> [Written problem]: Collect the lines of the entries where "Dani" shows up.

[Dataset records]
· · ·

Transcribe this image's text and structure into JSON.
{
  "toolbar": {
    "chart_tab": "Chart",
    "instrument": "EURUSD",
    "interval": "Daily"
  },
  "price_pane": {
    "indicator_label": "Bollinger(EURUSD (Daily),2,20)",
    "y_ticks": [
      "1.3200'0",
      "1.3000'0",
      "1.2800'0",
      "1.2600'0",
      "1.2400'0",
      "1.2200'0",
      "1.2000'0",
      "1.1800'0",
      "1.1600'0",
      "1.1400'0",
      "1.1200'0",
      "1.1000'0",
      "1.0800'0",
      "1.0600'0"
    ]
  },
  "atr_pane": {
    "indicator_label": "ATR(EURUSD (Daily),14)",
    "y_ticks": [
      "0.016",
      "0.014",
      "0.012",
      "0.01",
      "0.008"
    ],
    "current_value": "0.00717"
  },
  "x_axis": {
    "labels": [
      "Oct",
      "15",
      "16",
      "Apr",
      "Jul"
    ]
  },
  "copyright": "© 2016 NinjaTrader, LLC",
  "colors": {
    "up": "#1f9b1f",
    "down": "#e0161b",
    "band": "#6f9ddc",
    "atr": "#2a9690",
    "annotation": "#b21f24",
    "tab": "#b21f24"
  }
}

· · ·

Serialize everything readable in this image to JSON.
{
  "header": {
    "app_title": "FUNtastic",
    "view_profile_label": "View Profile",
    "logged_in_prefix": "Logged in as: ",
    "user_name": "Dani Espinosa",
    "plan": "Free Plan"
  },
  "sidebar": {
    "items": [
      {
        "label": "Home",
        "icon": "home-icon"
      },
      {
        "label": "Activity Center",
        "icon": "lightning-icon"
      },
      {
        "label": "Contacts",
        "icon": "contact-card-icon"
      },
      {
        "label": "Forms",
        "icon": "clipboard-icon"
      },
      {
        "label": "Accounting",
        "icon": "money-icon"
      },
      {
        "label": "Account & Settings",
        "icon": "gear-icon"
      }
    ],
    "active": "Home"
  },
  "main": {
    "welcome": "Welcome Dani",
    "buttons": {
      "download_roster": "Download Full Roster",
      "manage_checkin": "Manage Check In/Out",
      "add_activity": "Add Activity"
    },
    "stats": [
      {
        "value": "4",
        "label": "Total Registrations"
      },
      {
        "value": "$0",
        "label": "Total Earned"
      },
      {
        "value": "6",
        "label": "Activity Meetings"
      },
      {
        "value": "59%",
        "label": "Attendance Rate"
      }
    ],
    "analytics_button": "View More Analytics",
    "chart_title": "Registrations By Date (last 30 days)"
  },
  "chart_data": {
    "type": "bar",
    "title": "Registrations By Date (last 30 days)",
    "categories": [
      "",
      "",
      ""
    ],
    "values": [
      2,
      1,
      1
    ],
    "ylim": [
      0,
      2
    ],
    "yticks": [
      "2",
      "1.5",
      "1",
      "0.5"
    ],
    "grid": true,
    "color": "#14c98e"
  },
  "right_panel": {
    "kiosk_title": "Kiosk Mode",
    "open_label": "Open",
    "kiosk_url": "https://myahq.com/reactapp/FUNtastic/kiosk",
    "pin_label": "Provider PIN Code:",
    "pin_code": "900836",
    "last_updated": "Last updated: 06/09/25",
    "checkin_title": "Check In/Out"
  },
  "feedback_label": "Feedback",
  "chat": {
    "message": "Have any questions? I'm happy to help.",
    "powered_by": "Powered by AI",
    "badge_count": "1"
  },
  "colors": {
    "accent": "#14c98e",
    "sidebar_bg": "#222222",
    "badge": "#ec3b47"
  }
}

· · ·

> [Worked answer]:
    "user_name": "Dani Espinosa",
    "welcome": "Welcome Dani",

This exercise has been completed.